▸ REQUIRED WORK
Transcribe every entry word for word. Skip the pictures.

▸ RECORDS FOR PROCESSING
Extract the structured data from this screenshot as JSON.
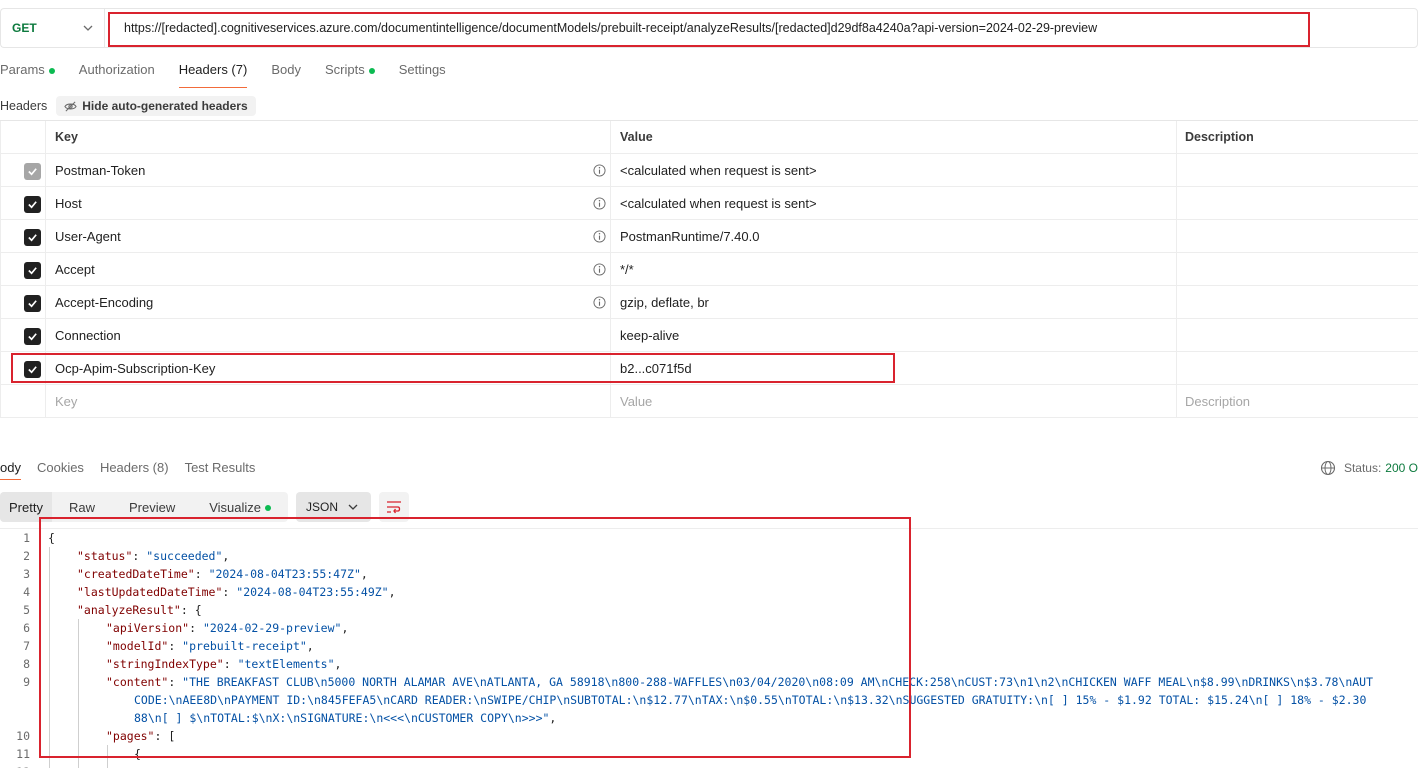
{
  "request": {
    "method": "GET",
    "url": "https://.../documentintelligence/documentModels/prebuilt-receipt/analyzeResults/...a29df8a4240a?api-version=2024-02-29-preview",
    "url_display": "https://[redacted].cognitiveservices.azure.com/documentintelligence/documentModels/prebuilt-receipt/analyzeResults/[redacted]d29df8a4240a?api-version=2024-02-29-preview"
  },
  "request_tabs": [
    {
      "label": "Params",
      "dot": true
    },
    {
      "label": "Authorization",
      "dot": false
    },
    {
      "label": "Headers (7)",
      "dot": false,
      "active": true
    },
    {
      "label": "Body",
      "dot": false
    },
    {
      "label": "Scripts",
      "dot": true
    },
    {
      "label": "Settings",
      "dot": false
    }
  ],
  "headers_section": {
    "label": "Headers",
    "hide_button": "Hide auto-generated headers"
  },
  "table": {
    "columns": [
      "Key",
      "Value",
      "Description"
    ],
    "rows": [
      {
        "key": "Postman-Token",
        "value": "<calculated when request is sent>",
        "checked": "grey"
      },
      {
        "key": "Host",
        "value": "<calculated when request is sent>",
        "checked": "yes"
      },
      {
        "key": "User-Agent",
        "value": "PostmanRuntime/7.40.0",
        "checked": "yes"
      },
      {
        "key": "Accept",
        "value": "*/*",
        "checked": "yes"
      },
      {
        "key": "Accept-Encoding",
        "value": "gzip, deflate, br",
        "checked": "yes"
      },
      {
        "key": "Connection",
        "value": "keep-alive",
        "checked": "yes"
      },
      {
        "key": "Ocp-Apim-Subscription-Key",
        "value": "b2...c071f5d",
        "checked": "yes"
      }
    ],
    "placeholder": {
      "key": "Key",
      "value": "Value",
      "description": "Description"
    }
  },
  "response_tabs": [
    {
      "label": "ody",
      "active": true
    },
    {
      "label": "Cookies"
    },
    {
      "label": "Headers (8)"
    },
    {
      "label": "Test Results"
    }
  ],
  "status": {
    "label": "Status:",
    "value": "200 O"
  },
  "view_modes": [
    "Pretty",
    "Raw",
    "Preview",
    "Visualize"
  ],
  "format": "JSON",
  "code_lines": {
    "l1": "{",
    "l2k": "\"status\"",
    "l2v": "\"succeeded\"",
    "l3k": "\"createdDateTime\"",
    "l3v": "\"2024-08-04T23:55:47Z\"",
    "l4k": "\"lastUpdatedDateTime\"",
    "l4v": "\"2024-08-04T23:55:49Z\"",
    "l5k": "\"analyzeResult\"",
    "l6k": "\"apiVersion\"",
    "l6v": "\"2024-02-29-preview\"",
    "l7k": "\"modelId\"",
    "l7v": "\"prebuilt-receipt\"",
    "l8k": "\"stringIndexType\"",
    "l8v": "\"textElements\"",
    "l9k": "\"content\"",
    "l9v_a": "\"THE BREAKFAST CLUB\\n5000 NORTH ALAMAR AVE\\nATLANTA, GA 58918\\n800-288-WAFFLES\\n03/04/2020\\n08:09 AM\\nCHECK:258\\nCUST:73\\n1\\n2\\nCHICKEN WAFF MEAL\\n$8.99\\nDRINKS\\n$3.78\\nAUT",
    "l9v_b": "CODE:\\nAEE8D\\nPAYMENT ID:\\n845FEFA5\\nCARD READER:\\nSWIPE/CHIP\\nSUBTOTAL:\\n$12.77\\nTAX:\\n$0.55\\nTOTAL:\\n$13.32\\nSUGGESTED GRATUITY:\\n[ ] 15% - $1.92 TOTAL: $15.24\\n[ ] 18% - $2.30",
    "l9v_c": "88\\n[ ] $\\nTOTAL:$\\nX:\\nSIGNATURE:\\n<<<\\nCUSTOMER COPY\\n>>>\"",
    "l10k": "\"pages\"",
    "l11": "{"
  },
  "line_numbers": [
    "1",
    "2",
    "3",
    "4",
    "5",
    "6",
    "7",
    "8",
    "9",
    "10",
    "11",
    "12"
  ]
}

▸ SOLVED PROBLEM
Extract the structured data from this screenshot as JSON.
{
  "request": {
    "method": "GET",
    "url": "https://.../documentintelligence/documentModels/prebuilt-receipt/analyzeResults/...a29df8a4240a?api-version=2024-02-29-preview",
    "url_display": "https://[redacted].cognitiveservices.azure.com/documentintelligence/documentModels/prebuilt-receipt/analyzeResults/[redacted]d29df8a4240a?api-version=2024-02-29-preview"
  },
  "request_tabs": [
    {
      "label": "Params",
      "dot": true
    },
    {
      "label": "Authorization",
      "dot": false
    },
    {
      "label": "Headers (7)",
      "dot": false,
      "active": true
    },
    {
      "label": "Body",
      "dot": false
    },
    {
      "label": "Scripts",
      "dot": true
    },
    {
      "label": "Settings",
      "dot": false
    }
  ],
  "headers_section": {
    "label": "Headers",
    "hide_button": "Hide auto-generated headers"
  },
  "table": {
    "columns": [
      "Key",
      "Value",
      "Description"
    ],
    "rows": [
      {
        "key": "Postman-Token",
        "value": "<calculated when request is sent>",
        "checked": "grey"
      },
      {
        "key": "Host",
        "value": "<calculated when request is sent>",
        "checked": "yes"
      },
      {
        "key": "User-Agent",
        "value": "PostmanRuntime/7.40.0",
        "checked": "yes"
      },
      {
        "key": "Accept",
        "value": "*/*",
        "checked": "yes"
      },
      {
        "key": "Accept-Encoding",
        "value": "gzip, deflate, br",
        "checked": "yes"
      },
      {
        "key": "Connection",
        "value": "keep-alive",
        "checked": "yes"
      },
      {
        "key": "Ocp-Apim-Subscription-Key",
        "value": "b2...c071f5d",
        "checked": "yes"
      }
    ],
    "placeholder": {
      "key": "Key",
      "value": "Value",
      "description": "Description"
    }
  },
  "response_tabs": [
    {
      "label": "ody",
      "active": true
    },
    {
      "label": "Cookies"
    },
    {
      "label": "Headers (8)"
    },
    {
      "label": "Test Results"
    }
  ],
  "status": {
    "label": "Status:",
    "value": "200 O"
  },
  "view_modes": [
    "Pretty",
    "Raw",
    "Preview",
    "Visualize"
  ],
  "format": "JSON",
  "code_lines": {
    "l1": "{",
    "l2k": "\"status\"",
    "l2v": "\"succeeded\"",
    "l3k": "\"createdDateTime\"",
    "l3v": "\"2024-08-04T23:55:47Z\"",
    "l4k": "\"lastUpdatedDateTime\"",
    "l4v": "\"2024-08-04T23:55:49Z\"",
    "l5k": "\"analyzeResult\"",
    "l6k": "\"apiVersion\"",
    "l6v": "\"2024-02-29-preview\"",
    "l7k": "\"modelId\"",
    "l7v": "\"prebuilt-receipt\"",
    "l8k": "\"stringIndexType\"",
    "l8v": "\"textElements\"",
    "l9k": "\"content\"",
    "l9v_a": "\"THE BREAKFAST CLUB\\n5000 NORTH ALAMAR AVE\\nATLANTA, GA 58918\\n800-288-WAFFLES\\n03/04/2020\\n08:09 AM\\nCHECK:258\\nCUST:73\\n1\\n2\\nCHICKEN WAFF MEAL\\n$8.99\\nDRINKS\\n$3.78\\nAUT",
    "l9v_b": "CODE:\\nAEE8D\\nPAYMENT ID:\\n845FEFA5\\nCARD READER:\\nSWIPE/CHIP\\nSUBTOTAL:\\n$12.77\\nTAX:\\n$0.55\\nTOTAL:\\n$13.32\\nSUGGESTED GRATUITY:\\n[ ] 15% - $1.92 TOTAL: $15.24\\n[ ] 18% - $2.30",
    "l9v_c": "88\\n[ ] $\\nTOTAL:$\\nX:\\nSIGNATURE:\\n<<<\\nCUSTOMER COPY\\n>>>\"",
    "l10k": "\"pages\"",
    "l11": "{"
  },
  "line_numbers": [
    "1",
    "2",
    "3",
    "4",
    "5",
    "6",
    "7",
    "8",
    "9",
    "10",
    "11",
    "12"
  ]
}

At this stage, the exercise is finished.